┌────────

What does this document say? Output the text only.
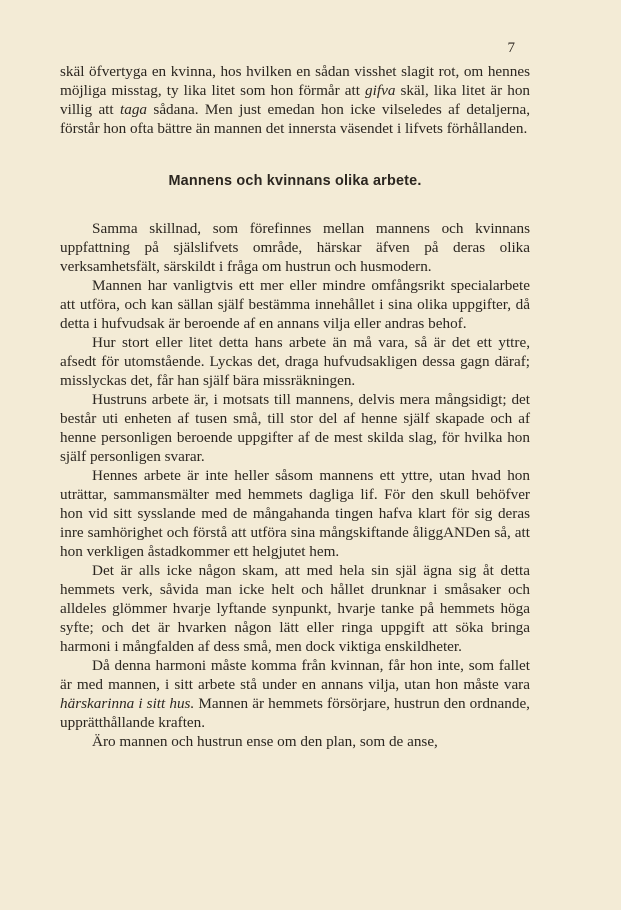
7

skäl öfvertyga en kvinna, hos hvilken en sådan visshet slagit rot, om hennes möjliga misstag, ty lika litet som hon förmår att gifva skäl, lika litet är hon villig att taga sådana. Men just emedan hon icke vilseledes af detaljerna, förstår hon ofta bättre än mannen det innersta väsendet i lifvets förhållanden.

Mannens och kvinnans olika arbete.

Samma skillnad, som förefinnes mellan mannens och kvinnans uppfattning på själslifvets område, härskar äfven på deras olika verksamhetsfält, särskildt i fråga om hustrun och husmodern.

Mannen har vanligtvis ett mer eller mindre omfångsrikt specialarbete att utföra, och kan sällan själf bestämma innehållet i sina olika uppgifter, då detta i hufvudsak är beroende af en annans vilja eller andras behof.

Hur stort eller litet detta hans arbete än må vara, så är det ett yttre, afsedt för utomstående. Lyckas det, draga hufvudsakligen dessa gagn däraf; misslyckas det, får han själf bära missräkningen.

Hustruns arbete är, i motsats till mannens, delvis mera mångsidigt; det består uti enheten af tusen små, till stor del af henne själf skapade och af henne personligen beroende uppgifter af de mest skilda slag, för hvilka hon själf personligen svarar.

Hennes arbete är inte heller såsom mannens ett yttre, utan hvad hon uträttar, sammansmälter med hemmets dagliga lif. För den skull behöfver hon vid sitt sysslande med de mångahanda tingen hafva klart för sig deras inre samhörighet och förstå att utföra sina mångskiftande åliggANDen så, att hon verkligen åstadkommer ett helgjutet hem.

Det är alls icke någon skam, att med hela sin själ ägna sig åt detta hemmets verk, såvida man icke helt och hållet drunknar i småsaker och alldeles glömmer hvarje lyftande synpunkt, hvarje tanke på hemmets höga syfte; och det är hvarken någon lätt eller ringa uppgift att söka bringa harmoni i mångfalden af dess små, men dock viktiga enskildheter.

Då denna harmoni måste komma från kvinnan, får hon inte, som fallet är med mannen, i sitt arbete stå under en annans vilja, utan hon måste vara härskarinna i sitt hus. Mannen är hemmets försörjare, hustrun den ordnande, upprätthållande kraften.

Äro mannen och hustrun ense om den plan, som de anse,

└────────

▸ **Work required**:
Repeat the data exactly, dropping every picture it holds.

▸ **Right answer**:
What does this document say? Output the text only.
7

skäl öfvertyga en kvinna, hos hvilken en sådan visshet slagit rot, om hennes möjliga misstag, ty lika litet som hon förmår att gifva skäl, lika litet är hon villig att taga sådana. Men just emedan hon icke vilseledes af detaljerna, förstår hon ofta bättre än mannen det innersta väsendet i lifvets förhållanden.

Mannens och kvinnans olika arbete.

Samma skillnad, som förefinnes mellan mannens och kvinnans uppfattning på själslifvets område, härskar äfven på deras olika verksamhetsfält, särskildt i fråga om hustrun och husmodern.

Mannen har vanligtvis ett mer eller mindre omfångsrikt specialarbete att utföra, och kan sällan själf bestämma innehållet i sina olika uppgifter, då detta i hufvudsak är beroende af en annans vilja eller andras behof.

Hur stort eller litet detta hans arbete än må vara, så är det ett yttre, afsedt för utomstående. Lyckas det, draga hufvudsakligen dessa gagn däraf; misslyckas det, får han själf bära missräkningen.

Hustruns arbete är, i motsats till mannens, delvis mera mångsidigt; det består uti enheten af tusen små, till stor del af henne själf skapade och af henne personligen beroende uppgifter af de mest skilda slag, för hvilka hon själf personligen svarar.

Hennes arbete är inte heller såsom mannens ett yttre, utan hvad hon uträttar, sammansmälter med hemmets dagliga lif. För den skull behöfver hon vid sitt sysslande med de mångahanda tingen hafva klart för sig deras inre samhörighet och förstå att utföra sina mångskiftande åliggANDen så, att hon verkligen åstadkommer ett helgjutet hem.

Det är alls icke någon skam, att med hela sin själ ägna sig åt detta hemmets verk, såvida man icke helt och hållet drunknar i småsaker och alldeles glömmer hvarje lyftande synpunkt, hvarje tanke på hemmets höga syfte; och det är hvarken någon lätt eller ringa uppgift att söka bringa harmoni i mångfalden af dess små, men dock viktiga enskildheter.

Då denna harmoni måste komma från kvinnan, får hon inte, som fallet är med mannen, i sitt arbete stå under en annans vilja, utan hon måste vara härskarinna i sitt hus. Mannen är hemmets försörjare, hustrun den ordnande, upprätthållande kraften.

Äro mannen och hustrun ense om den plan, som de anse,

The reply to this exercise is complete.